**** Dataset excerpts

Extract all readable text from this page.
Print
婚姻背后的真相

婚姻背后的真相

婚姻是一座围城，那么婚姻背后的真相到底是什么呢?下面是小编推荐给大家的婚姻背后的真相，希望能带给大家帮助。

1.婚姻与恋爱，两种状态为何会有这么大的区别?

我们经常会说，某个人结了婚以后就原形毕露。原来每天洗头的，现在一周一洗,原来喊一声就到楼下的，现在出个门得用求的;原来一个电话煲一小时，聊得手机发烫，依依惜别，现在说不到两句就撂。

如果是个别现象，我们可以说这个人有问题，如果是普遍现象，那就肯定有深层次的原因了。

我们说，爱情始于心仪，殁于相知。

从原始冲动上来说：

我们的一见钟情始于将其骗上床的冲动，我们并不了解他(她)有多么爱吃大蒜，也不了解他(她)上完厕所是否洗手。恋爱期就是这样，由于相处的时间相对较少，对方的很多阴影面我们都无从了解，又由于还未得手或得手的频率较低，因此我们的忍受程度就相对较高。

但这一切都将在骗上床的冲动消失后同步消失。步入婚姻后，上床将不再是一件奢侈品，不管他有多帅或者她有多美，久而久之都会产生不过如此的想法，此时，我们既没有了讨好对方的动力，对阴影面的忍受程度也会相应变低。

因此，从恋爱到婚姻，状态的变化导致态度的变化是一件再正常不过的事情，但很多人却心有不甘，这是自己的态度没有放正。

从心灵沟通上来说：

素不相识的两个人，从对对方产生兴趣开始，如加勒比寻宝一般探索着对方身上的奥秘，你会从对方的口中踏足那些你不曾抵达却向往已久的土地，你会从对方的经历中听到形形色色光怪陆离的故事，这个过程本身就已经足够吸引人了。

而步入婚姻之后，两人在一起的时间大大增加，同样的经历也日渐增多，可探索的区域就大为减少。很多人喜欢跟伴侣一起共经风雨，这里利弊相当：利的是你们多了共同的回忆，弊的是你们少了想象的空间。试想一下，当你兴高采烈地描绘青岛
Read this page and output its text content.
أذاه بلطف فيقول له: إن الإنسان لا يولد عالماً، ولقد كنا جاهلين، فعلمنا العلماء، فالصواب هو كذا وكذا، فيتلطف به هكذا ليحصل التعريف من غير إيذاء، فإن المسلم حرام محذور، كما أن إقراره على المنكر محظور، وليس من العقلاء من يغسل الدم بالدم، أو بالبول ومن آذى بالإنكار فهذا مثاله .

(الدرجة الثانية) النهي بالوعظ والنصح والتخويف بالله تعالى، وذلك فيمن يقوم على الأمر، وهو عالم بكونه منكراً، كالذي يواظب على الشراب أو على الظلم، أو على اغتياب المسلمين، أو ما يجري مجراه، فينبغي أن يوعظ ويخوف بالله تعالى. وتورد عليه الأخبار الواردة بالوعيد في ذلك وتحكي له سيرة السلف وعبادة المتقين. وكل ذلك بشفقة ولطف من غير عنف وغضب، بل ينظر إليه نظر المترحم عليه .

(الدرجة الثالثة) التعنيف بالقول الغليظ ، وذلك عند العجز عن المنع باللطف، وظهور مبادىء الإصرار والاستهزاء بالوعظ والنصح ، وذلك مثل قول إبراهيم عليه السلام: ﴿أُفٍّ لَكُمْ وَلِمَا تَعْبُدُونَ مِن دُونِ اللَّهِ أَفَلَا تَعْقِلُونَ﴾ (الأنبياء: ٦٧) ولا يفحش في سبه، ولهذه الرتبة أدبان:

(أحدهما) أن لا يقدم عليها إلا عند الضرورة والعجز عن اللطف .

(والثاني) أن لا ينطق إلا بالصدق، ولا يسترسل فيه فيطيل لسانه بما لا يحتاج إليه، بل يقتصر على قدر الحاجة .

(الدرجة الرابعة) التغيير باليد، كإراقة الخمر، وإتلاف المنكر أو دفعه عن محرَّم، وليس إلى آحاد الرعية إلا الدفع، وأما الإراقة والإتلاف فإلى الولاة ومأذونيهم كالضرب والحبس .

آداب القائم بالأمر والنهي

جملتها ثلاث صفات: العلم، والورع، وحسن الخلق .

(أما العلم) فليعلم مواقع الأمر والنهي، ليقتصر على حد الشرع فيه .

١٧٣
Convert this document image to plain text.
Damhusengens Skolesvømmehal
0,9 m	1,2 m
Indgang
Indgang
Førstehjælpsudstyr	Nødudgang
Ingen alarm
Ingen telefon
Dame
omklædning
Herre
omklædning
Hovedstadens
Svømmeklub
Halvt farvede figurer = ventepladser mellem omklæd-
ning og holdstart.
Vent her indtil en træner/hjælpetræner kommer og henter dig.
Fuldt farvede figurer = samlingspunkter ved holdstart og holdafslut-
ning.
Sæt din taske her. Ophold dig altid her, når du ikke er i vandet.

********

**Written task**
Would you restate each of the entries word for word?

**Response for this exercise**
Extract all readable text from this page.
Print
婚姻背后的真相

婚姻背后的真相

婚姻是一座围城，那么婚姻背后的真相到底是什么呢?下面是小编推荐给大家的婚姻背后的真相，希望能带给大家帮助。

1.婚姻与恋爱，两种状态为何会有这么大的区别?

我们经常会说，某个人结了婚以后就原形毕露。原来每天洗头的，现在一周一洗,原来喊一声就到楼下的，现在出个门得用求的;原来一个电话煲一小时，聊得手机发烫，依依惜别，现在说不到两句就撂。

如果是个别现象，我们可以说这个人有问题，如果是普遍现象，那就肯定有深层次的原因了。

我们说，爱情始于心仪，殁于相知。

从原始冲动上来说：

我们的一见钟情始于将其骗上床的冲动，我们并不了解他(她)有多么爱吃大蒜，也不了解他(她)上完厕所是否洗手。恋爱期就是这样，由于相处的时间相对较少，对方的很多阴影面我们都无从了解，又由于还未得手或得手的频率较低，因此我们的忍受程度就相对较高。

但这一切都将在骗上床的冲动消失后同步消失。步入婚姻后，上床将不再是一件奢侈品，不管他有多帅或者她有多美，久而久之都会产生不过如此的想法，此时，我们既没有了讨好对方的动力，对阴影面的忍受程度也会相应变低。

因此，从恋爱到婚姻，状态的变化导致态度的变化是一件再正常不过的事情，但很多人却心有不甘，这是自己的态度没有放正。

从心灵沟通上来说：

素不相识的两个人，从对对方产生兴趣开始，如加勒比寻宝一般探索着对方身上的奥秘，你会从对方的口中踏足那些你不曾抵达却向往已久的土地，你会从对方的经历中听到形形色色光怪陆离的故事，这个过程本身就已经足够吸引人了。

而步入婚姻之后，两人在一起的时间大大增加，同样的经历也日渐增多，可探索的区域就大为减少。很多人喜欢跟伴侣一起共经风雨，这里利弊相当：利的是你们多了共同的回忆，弊的是你们少了想象的空间。试想一下，当你兴高采烈地描绘青岛
Read this page and output its text content.
أذاه بلطف فيقول له: إن الإنسان لا يولد عالماً، ولقد كنا جاهلين، فعلمنا العلماء، فالصواب هو كذا وكذا، فيتلطف به هكذا ليحصل التعريف من غير إيذاء، فإن المسلم حرام محذور، كما أن إقراره على المنكر محظور، وليس من العقلاء من يغسل الدم بالدم، أو بالبول ومن آذى بالإنكار فهذا مثاله .

(الدرجة الثانية) النهي بالوعظ والنصح والتخويف بالله تعالى، وذلك فيمن يقوم على الأمر، وهو عالم بكونه منكراً، كالذي يواظب على الشراب أو على الظلم، أو على اغتياب المسلمين، أو ما يجري مجراه، فينبغي أن يوعظ ويخوف بالله تعالى. وتورد عليه الأخبار الواردة بالوعيد في ذلك وتحكي له سيرة السلف وعبادة المتقين. وكل ذلك بشفقة ولطف من غير عنف وغضب، بل ينظر إليه نظر المترحم عليه .

(الدرجة الثالثة) التعنيف بالقول الغليظ ، وذلك عند العجز عن المنع باللطف، وظهور مبادىء الإصرار والاستهزاء بالوعظ والنصح ، وذلك مثل قول إبراهيم عليه السلام: ﴿أُفٍّ لَكُمْ وَلِمَا تَعْبُدُونَ مِن دُونِ اللَّهِ أَفَلَا تَعْقِلُونَ﴾ (الأنبياء: ٦٧) ولا يفحش في سبه، ولهذه الرتبة أدبان:

(أحدهما) أن لا يقدم عليها إلا عند الضرورة والعجز عن اللطف .

(والثاني) أن لا ينطق إلا بالصدق، ولا يسترسل فيه فيطيل لسانه بما لا يحتاج إليه، بل يقتصر على قدر الحاجة .

(الدرجة الرابعة) التغيير باليد، كإراقة الخمر، وإتلاف المنكر أو دفعه عن محرَّم، وليس إلى آحاد الرعية إلا الدفع، وأما الإراقة والإتلاف فإلى الولاة ومأذونيهم كالضرب والحبس .

آداب القائم بالأمر والنهي

جملتها ثلاث صفات: العلم، والورع، وحسن الخلق .

(أما العلم) فليعلم مواقع الأمر والنهي، ليقتصر على حد الشرع فيه .

١٧٣
Convert this document image to plain text.
Damhusengens Skolesvømmehal
0,9 m	1,2 m
Indgang
Indgang
Førstehjælpsudstyr	Nødudgang
Ingen alarm
Ingen telefon
Dame
omklædning
Herre
omklædning
Hovedstadens
Svømmeklub
Halvt farvede figurer = ventepladser mellem omklæd-
ning og holdstart.
Vent her indtil en træner/hjælpetræner kommer og henter dig.
Fuldt farvede figurer = samlingspunkter ved holdstart og holdafslut-
ning.
Sæt din taske her. Ophold dig altid her, når du ikke er i vandet.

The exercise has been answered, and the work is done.